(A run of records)
━━━━━━━━━━━━━━━━━━━━━━━━━━━━━━

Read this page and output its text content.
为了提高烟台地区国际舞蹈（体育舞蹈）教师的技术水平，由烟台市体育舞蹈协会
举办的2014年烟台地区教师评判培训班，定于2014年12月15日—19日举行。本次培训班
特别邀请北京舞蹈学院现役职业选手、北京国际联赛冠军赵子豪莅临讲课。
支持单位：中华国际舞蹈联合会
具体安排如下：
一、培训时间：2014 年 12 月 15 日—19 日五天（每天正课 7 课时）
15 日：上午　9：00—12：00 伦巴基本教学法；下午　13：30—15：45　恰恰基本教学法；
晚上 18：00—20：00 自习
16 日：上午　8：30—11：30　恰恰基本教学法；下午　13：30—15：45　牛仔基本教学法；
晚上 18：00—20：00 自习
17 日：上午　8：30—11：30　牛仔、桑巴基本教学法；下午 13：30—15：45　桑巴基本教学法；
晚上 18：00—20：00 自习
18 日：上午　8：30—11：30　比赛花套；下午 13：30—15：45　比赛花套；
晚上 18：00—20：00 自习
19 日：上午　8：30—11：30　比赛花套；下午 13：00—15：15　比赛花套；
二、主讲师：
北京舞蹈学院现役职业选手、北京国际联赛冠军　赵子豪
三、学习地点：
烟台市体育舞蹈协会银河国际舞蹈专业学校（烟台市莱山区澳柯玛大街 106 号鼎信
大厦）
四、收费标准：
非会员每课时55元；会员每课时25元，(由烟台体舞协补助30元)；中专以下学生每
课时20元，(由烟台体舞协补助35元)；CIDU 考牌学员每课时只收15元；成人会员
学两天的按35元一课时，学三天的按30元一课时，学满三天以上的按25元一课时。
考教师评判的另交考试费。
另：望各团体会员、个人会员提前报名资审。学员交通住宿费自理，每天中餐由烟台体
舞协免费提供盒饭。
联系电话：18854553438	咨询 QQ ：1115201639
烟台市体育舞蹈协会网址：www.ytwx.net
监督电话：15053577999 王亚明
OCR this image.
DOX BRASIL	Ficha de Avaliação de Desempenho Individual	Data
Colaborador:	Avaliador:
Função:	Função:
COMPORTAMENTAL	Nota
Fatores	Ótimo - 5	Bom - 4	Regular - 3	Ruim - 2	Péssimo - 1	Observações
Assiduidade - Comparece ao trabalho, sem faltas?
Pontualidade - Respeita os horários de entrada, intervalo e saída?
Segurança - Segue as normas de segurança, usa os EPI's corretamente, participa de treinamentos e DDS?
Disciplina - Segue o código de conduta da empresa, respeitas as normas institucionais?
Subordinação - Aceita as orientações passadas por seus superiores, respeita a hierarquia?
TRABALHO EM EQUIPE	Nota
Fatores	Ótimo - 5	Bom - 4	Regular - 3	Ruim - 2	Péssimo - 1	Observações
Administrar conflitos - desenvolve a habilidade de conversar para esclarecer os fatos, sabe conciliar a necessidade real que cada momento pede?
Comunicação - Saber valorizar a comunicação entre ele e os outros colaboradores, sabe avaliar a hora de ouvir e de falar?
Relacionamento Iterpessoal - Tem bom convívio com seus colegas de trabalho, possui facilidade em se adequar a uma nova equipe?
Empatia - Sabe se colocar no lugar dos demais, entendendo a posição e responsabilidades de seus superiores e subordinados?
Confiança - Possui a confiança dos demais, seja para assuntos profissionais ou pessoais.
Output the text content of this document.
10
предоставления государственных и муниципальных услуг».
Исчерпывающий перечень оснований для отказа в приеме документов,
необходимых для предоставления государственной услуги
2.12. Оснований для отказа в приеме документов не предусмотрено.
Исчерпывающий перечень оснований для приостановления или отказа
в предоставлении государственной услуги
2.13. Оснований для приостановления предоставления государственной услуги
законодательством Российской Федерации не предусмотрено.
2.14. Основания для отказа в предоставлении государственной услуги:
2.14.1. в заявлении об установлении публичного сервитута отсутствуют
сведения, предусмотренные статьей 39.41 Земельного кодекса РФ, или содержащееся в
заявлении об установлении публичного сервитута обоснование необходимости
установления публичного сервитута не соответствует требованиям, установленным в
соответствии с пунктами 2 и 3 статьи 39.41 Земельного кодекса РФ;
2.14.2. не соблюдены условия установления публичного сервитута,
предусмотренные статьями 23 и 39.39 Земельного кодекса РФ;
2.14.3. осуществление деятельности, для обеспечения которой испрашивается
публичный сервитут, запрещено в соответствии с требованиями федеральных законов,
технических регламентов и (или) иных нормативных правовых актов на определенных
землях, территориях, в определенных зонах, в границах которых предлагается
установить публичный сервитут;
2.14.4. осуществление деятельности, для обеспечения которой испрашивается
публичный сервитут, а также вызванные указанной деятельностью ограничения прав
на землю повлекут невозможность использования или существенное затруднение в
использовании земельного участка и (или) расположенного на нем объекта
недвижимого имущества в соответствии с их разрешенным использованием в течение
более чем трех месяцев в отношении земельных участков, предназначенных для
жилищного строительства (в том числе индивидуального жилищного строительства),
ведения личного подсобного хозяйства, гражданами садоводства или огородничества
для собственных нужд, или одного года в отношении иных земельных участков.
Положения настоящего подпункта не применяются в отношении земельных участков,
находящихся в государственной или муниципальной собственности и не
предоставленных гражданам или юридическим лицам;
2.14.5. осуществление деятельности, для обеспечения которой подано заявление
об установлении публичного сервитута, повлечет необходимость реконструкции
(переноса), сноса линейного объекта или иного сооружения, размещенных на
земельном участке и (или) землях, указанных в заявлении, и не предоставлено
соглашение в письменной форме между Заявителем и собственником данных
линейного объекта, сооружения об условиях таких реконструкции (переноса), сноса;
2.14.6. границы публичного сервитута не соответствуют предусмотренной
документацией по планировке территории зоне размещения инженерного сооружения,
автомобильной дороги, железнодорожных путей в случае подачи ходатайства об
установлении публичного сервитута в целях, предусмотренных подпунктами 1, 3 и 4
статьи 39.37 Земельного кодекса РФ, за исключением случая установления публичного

━━━━━━━━━━━━━━━━━━━━━━━━━━━━━━

Required work :: Output the complete data exactly as written.

Response for this exercise ::
Read this page and output its text content.
为了提高烟台地区国际舞蹈（体育舞蹈）教师的技术水平，由烟台市体育舞蹈协会
举办的2014年烟台地区教师评判培训班，定于2014年12月15日—19日举行。本次培训班
特别邀请北京舞蹈学院现役职业选手、北京国际联赛冠军赵子豪莅临讲课。
支持单位：中华国际舞蹈联合会
具体安排如下：
一、培训时间：2014 年 12 月 15 日—19 日五天（每天正课 7 课时）
15 日：上午　9：00—12：00 伦巴基本教学法；下午　13：30—15：45　恰恰基本教学法；
晚上 18：00—20：00 自习
16 日：上午　8：30—11：30　恰恰基本教学法；下午　13：30—15：45　牛仔基本教学法；
晚上 18：00—20：00 自习
17 日：上午　8：30—11：30　牛仔、桑巴基本教学法；下午 13：30—15：45　桑巴基本教学法；
晚上 18：00—20：00 自习
18 日：上午　8：30—11：30　比赛花套；下午 13：30—15：45　比赛花套；
晚上 18：00—20：00 自习
19 日：上午　8：30—11：30　比赛花套；下午 13：00—15：15　比赛花套；
二、主讲师：
北京舞蹈学院现役职业选手、北京国际联赛冠军　赵子豪
三、学习地点：
烟台市体育舞蹈协会银河国际舞蹈专业学校（烟台市莱山区澳柯玛大街 106 号鼎信
大厦）
四、收费标准：
非会员每课时55元；会员每课时25元，(由烟台体舞协补助30元)；中专以下学生每
课时20元，(由烟台体舞协补助35元)；CIDU 考牌学员每课时只收15元；成人会员
学两天的按35元一课时，学三天的按30元一课时，学满三天以上的按25元一课时。
考教师评判的另交考试费。
另：望各团体会员、个人会员提前报名资审。学员交通住宿费自理，每天中餐由烟台体
舞协免费提供盒饭。
联系电话：18854553438	咨询 QQ ：1115201639
烟台市体育舞蹈协会网址：www.ytwx.net
监督电话：15053577999 王亚明
OCR this image.
DOX BRASIL	Ficha de Avaliação de Desempenho Individual	Data
Colaborador:	Avaliador:
Função:	Função:
COMPORTAMENTAL	Nota
Fatores	Ótimo - 5	Bom - 4	Regular - 3	Ruim - 2	Péssimo - 1	Observações
Assiduidade - Comparece ao trabalho, sem faltas?
Pontualidade - Respeita os horários de entrada, intervalo e saída?
Segurança - Segue as normas de segurança, usa os EPI's corretamente, participa de treinamentos e DDS?
Disciplina - Segue o código de conduta da empresa, respeitas as normas institucionais?
Subordinação - Aceita as orientações passadas por seus superiores, respeita a hierarquia?
TRABALHO EM EQUIPE	Nota
Fatores	Ótimo - 5	Bom - 4	Regular - 3	Ruim - 2	Péssimo - 1	Observações
Administrar conflitos - desenvolve a habilidade de conversar para esclarecer os fatos, sabe conciliar a necessidade real que cada momento pede?
Comunicação - Saber valorizar a comunicação entre ele e os outros colaboradores, sabe avaliar a hora de ouvir e de falar?
Relacionamento Iterpessoal - Tem bom convívio com seus colegas de trabalho, possui facilidade em se adequar a uma nova equipe?
Empatia - Sabe se colocar no lugar dos demais, entendendo a posição e responsabilidades de seus superiores e subordinados?
Confiança - Possui a confiança dos demais, seja para assuntos profissionais ou pessoais.
Output the text content of this document.
10
предоставления государственных и муниципальных услуг».
Исчерпывающий перечень оснований для отказа в приеме документов,
необходимых для предоставления государственной услуги
2.12. Оснований для отказа в приеме документов не предусмотрено.
Исчерпывающий перечень оснований для приостановления или отказа
в предоставлении государственной услуги
2.13. Оснований для приостановления предоставления государственной услуги
законодательством Российской Федерации не предусмотрено.
2.14. Основания для отказа в предоставлении государственной услуги:
2.14.1. в заявлении об установлении публичного сервитута отсутствуют
сведения, предусмотренные статьей 39.41 Земельного кодекса РФ, или содержащееся в
заявлении об установлении публичного сервитута обоснование необходимости
установления публичного сервитута не соответствует требованиям, установленным в
соответствии с пунктами 2 и 3 статьи 39.41 Земельного кодекса РФ;
2.14.2. не соблюдены условия установления публичного сервитута,
предусмотренные статьями 23 и 39.39 Земельного кодекса РФ;
2.14.3. осуществление деятельности, для обеспечения которой испрашивается
публичный сервитут, запрещено в соответствии с требованиями федеральных законов,
технических регламентов и (или) иных нормативных правовых актов на определенных
землях, территориях, в определенных зонах, в границах которых предлагается
установить публичный сервитут;
2.14.4. осуществление деятельности, для обеспечения которой испрашивается
публичный сервитут, а также вызванные указанной деятельностью ограничения прав
на землю повлекут невозможность использования или существенное затруднение в
использовании земельного участка и (или) расположенного на нем объекта
недвижимого имущества в соответствии с их разрешенным использованием в течение
более чем трех месяцев в отношении земельных участков, предназначенных для
жилищного строительства (в том числе индивидуального жилищного строительства),
ведения личного подсобного хозяйства, гражданами садоводства или огородничества
для собственных нужд, или одного года в отношении иных земельных участков.
Положения настоящего подпункта не применяются в отношении земельных участков,
находящихся в государственной или муниципальной собственности и не
предоставленных гражданам или юридическим лицам;
2.14.5. осуществление деятельности, для обеспечения которой подано заявление
об установлении публичного сервитута, повлечет необходимость реконструкции
(переноса), сноса линейного объекта или иного сооружения, размещенных на
земельном участке и (или) землях, указанных в заявлении, и не предоставлено
соглашение в письменной форме между Заявителем и собственником данных
линейного объекта, сооружения об условиях таких реконструкции (переноса), сноса;
2.14.6. границы публичного сервитута не соответствуют предусмотренной
документацией по планировке территории зоне размещения инженерного сооружения,
автомобильной дороги, железнодорожных путей в случае подачи ходатайства об
установлении публичного сервитута в целях, предусмотренных подпунктами 1, 3 и 4
статьи 39.37 Земельного кодекса РФ, за исключением случая установления публичного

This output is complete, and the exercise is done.